To do: Retype the following lines exactly as they appear, keeping every line.

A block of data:
— BEGIN —

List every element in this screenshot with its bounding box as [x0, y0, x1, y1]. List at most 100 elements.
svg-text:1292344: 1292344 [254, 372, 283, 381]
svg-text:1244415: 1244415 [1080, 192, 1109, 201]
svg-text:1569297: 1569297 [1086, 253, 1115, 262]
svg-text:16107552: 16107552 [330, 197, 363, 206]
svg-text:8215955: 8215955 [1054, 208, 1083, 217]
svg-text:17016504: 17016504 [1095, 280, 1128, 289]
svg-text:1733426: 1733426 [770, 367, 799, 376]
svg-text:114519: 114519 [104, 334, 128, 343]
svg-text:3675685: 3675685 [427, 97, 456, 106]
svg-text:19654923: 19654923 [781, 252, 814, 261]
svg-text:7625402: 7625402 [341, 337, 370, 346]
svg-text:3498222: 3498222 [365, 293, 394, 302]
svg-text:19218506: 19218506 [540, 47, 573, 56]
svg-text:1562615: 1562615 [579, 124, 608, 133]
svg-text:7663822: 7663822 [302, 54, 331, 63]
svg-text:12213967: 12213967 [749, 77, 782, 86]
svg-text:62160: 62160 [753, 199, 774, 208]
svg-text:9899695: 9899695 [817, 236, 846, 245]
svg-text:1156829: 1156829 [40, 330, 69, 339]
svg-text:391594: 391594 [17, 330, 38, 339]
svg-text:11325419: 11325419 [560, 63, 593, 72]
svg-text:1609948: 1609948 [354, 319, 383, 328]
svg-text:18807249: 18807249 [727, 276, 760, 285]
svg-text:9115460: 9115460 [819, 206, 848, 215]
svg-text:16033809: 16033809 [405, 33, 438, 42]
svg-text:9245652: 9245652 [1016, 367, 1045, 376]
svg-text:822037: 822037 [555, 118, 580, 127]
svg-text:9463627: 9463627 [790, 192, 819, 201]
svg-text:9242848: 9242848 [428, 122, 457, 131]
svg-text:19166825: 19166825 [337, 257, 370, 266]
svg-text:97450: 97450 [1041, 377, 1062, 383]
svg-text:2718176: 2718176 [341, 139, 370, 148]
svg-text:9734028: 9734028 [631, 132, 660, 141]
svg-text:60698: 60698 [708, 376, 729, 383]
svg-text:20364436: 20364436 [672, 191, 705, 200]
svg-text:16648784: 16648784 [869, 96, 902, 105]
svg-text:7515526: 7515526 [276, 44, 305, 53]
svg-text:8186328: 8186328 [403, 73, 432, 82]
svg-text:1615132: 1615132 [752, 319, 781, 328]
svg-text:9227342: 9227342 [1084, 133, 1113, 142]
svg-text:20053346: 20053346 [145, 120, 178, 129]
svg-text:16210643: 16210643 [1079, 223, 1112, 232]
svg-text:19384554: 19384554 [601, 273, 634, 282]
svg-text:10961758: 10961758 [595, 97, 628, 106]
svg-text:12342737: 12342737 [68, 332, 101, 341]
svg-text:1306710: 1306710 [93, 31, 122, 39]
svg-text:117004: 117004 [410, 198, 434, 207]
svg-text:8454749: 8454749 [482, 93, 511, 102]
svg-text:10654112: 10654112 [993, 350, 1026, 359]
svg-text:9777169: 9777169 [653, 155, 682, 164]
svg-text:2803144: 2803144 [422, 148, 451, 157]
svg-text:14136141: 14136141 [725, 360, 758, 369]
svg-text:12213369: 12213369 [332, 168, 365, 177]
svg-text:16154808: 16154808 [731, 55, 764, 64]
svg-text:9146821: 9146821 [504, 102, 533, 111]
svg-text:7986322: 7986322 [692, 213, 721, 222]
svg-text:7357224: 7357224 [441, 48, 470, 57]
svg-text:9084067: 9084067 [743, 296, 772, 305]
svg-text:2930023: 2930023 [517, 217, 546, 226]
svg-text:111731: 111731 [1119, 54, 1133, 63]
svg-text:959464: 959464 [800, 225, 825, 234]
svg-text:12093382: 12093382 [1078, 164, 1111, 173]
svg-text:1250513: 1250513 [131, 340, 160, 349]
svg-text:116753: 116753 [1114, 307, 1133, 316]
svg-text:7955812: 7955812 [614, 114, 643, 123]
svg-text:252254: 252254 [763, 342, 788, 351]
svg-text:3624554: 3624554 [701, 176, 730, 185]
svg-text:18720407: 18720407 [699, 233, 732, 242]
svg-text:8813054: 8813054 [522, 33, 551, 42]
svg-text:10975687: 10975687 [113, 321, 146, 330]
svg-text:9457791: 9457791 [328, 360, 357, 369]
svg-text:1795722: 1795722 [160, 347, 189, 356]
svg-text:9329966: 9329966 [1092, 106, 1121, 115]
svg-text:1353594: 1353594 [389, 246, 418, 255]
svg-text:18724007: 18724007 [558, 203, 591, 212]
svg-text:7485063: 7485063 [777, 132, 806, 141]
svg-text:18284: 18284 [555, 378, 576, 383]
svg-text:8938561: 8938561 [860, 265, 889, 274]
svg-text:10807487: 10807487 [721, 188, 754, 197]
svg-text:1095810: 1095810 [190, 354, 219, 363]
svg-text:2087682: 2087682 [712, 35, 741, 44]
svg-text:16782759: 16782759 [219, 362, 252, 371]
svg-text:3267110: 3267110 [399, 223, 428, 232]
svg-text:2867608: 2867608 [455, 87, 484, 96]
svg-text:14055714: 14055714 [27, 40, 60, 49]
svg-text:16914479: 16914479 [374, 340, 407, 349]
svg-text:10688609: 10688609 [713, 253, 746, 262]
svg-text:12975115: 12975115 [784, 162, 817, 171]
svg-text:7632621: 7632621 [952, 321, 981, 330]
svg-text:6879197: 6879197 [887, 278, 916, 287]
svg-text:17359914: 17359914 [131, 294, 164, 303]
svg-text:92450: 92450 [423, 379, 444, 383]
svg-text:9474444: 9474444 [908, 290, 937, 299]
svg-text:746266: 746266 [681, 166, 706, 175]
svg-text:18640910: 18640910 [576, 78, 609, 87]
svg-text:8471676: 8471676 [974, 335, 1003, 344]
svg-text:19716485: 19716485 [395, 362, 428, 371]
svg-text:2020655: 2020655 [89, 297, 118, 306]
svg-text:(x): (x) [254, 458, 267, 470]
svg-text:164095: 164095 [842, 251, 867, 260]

— END —

Response for this exercise:
List every element in this screenshot with its bounding box as [x0, y0, x1, y1]. List at most 100 elements.
svg-text:1292344: 1292344 [254, 372, 283, 381]
svg-text:1244415: 1244415 [1080, 192, 1109, 201]
svg-text:1569297: 1569297 [1086, 253, 1115, 262]
svg-text:16107552: 16107552 [330, 197, 363, 206]
svg-text:8215955: 8215955 [1054, 208, 1083, 217]
svg-text:17016504: 17016504 [1095, 280, 1128, 289]
svg-text:1733426: 1733426 [770, 367, 799, 376]
svg-text:114519: 114519 [104, 334, 128, 343]
svg-text:3675685: 3675685 [427, 97, 456, 106]
svg-text:19654923: 19654923 [781, 252, 814, 261]
svg-text:7625402: 7625402 [341, 337, 370, 346]
svg-text:3498222: 3498222 [365, 293, 394, 302]
svg-text:19218506: 19218506 [540, 47, 573, 56]
svg-text:1562615: 1562615 [579, 124, 608, 133]
svg-text:7663822: 7663822 [302, 54, 331, 63]
svg-text:12213967: 12213967 [749, 77, 782, 86]
svg-text:62160: 62160 [753, 199, 774, 208]
svg-text:9899695: 9899695 [817, 236, 846, 245]
svg-text:1156829: 1156829 [40, 330, 69, 339]
svg-text:391594: 391594 [17, 330, 38, 339]
svg-text:11325419: 11325419 [560, 63, 593, 72]
svg-text:1609948: 1609948 [354, 319, 383, 328]
svg-text:18807249: 18807249 [727, 276, 760, 285]
svg-text:9115460: 9115460 [819, 206, 848, 215]
svg-text:16033809: 16033809 [405, 33, 438, 42]
svg-text:9245652: 9245652 [1016, 367, 1045, 376]
svg-text:822037: 822037 [555, 118, 580, 127]
svg-text:9463627: 9463627 [790, 192, 819, 201]
svg-text:9242848: 9242848 [428, 122, 457, 131]
svg-text:19166825: 19166825 [337, 257, 370, 266]
svg-text:97450: 97450 [1041, 377, 1062, 383]
svg-text:2718176: 2718176 [341, 139, 370, 148]
svg-text:9734028: 9734028 [631, 132, 660, 141]
svg-text:60698: 60698 [708, 376, 729, 383]
svg-text:20364436: 20364436 [672, 191, 705, 200]
svg-text:16648784: 16648784 [869, 96, 902, 105]
svg-text:7515526: 7515526 [276, 44, 305, 53]
svg-text:8186328: 8186328 [403, 73, 432, 82]
svg-text:1615132: 1615132 [752, 319, 781, 328]
svg-text:9227342: 9227342 [1084, 133, 1113, 142]
svg-text:20053346: 20053346 [145, 120, 178, 129]
svg-text:16210643: 16210643 [1079, 223, 1112, 232]
svg-text:19384554: 19384554 [601, 273, 634, 282]
svg-text:10961758: 10961758 [595, 97, 628, 106]
svg-text:12342737: 12342737 [68, 332, 101, 341]
svg-text:1306710: 1306710 [93, 31, 122, 39]
svg-text:117004: 117004 [410, 198, 434, 207]
svg-text:8454749: 8454749 [482, 93, 511, 102]
svg-text:10654112: 10654112 [993, 350, 1026, 359]
svg-text:9777169: 9777169 [653, 155, 682, 164]
svg-text:2803144: 2803144 [422, 148, 451, 157]
svg-text:14136141: 14136141 [725, 360, 758, 369]
svg-text:12213369: 12213369 [332, 168, 365, 177]
svg-text:16154808: 16154808 [731, 55, 764, 64]
svg-text:9146821: 9146821 [504, 102, 533, 111]
svg-text:7986322: 7986322 [692, 213, 721, 222]
svg-text:7357224: 7357224 [441, 48, 470, 57]
svg-text:9084067: 9084067 [743, 296, 772, 305]
svg-text:2930023: 2930023 [517, 217, 546, 226]
svg-text:111731: 111731 [1119, 54, 1133, 63]
svg-text:959464: 959464 [800, 225, 825, 234]
svg-text:12093382: 12093382 [1078, 164, 1111, 173]
svg-text:1250513: 1250513 [131, 340, 160, 349]
svg-text:116753: 116753 [1114, 307, 1133, 316]
svg-text:7955812: 7955812 [614, 114, 643, 123]
svg-text:252254: 252254 [763, 342, 788, 351]
svg-text:3624554: 3624554 [701, 176, 730, 185]
svg-text:18720407: 18720407 [699, 233, 732, 242]
svg-text:8813054: 8813054 [522, 33, 551, 42]
svg-text:10975687: 10975687 [113, 321, 146, 330]
svg-text:9457791: 9457791 [328, 360, 357, 369]
svg-text:1795722: 1795722 [160, 347, 189, 356]
svg-text:9329966: 9329966 [1092, 106, 1121, 115]
svg-text:1353594: 1353594 [389, 246, 418, 255]
svg-text:18724007: 18724007 [558, 203, 591, 212]
svg-text:7485063: 7485063 [777, 132, 806, 141]
svg-text:18284: 18284 [555, 378, 576, 383]
svg-text:8938561: 8938561 [860, 265, 889, 274]
svg-text:10807487: 10807487 [721, 188, 754, 197]
svg-text:1095810: 1095810 [190, 354, 219, 363]
svg-text:2087682: 2087682 [712, 35, 741, 44]
svg-text:16782759: 16782759 [219, 362, 252, 371]
svg-text:3267110: 3267110 [399, 223, 428, 232]
svg-text:2867608: 2867608 [455, 87, 484, 96]
svg-text:14055714: 14055714 [27, 40, 60, 49]
svg-text:16914479: 16914479 [374, 340, 407, 349]
svg-text:10688609: 10688609 [713, 253, 746, 262]
svg-text:12975115: 12975115 [784, 162, 817, 171]
svg-text:7632621: 7632621 [952, 321, 981, 330]
svg-text:6879197: 6879197 [887, 278, 916, 287]
svg-text:17359914: 17359914 [131, 294, 164, 303]
svg-text:92450: 92450 [423, 379, 444, 383]
svg-text:9474444: 9474444 [908, 290, 937, 299]
svg-text:746266: 746266 [681, 166, 706, 175]
svg-text:18640910: 18640910 [576, 78, 609, 87]
svg-text:8471676: 8471676 [974, 335, 1003, 344]
svg-text:19716485: 19716485 [395, 362, 428, 371]
svg-text:2020655: 2020655 [89, 297, 118, 306]
svg-text:(x): (x) [254, 458, 267, 470]
svg-text:164095: 164095 [842, 251, 867, 260]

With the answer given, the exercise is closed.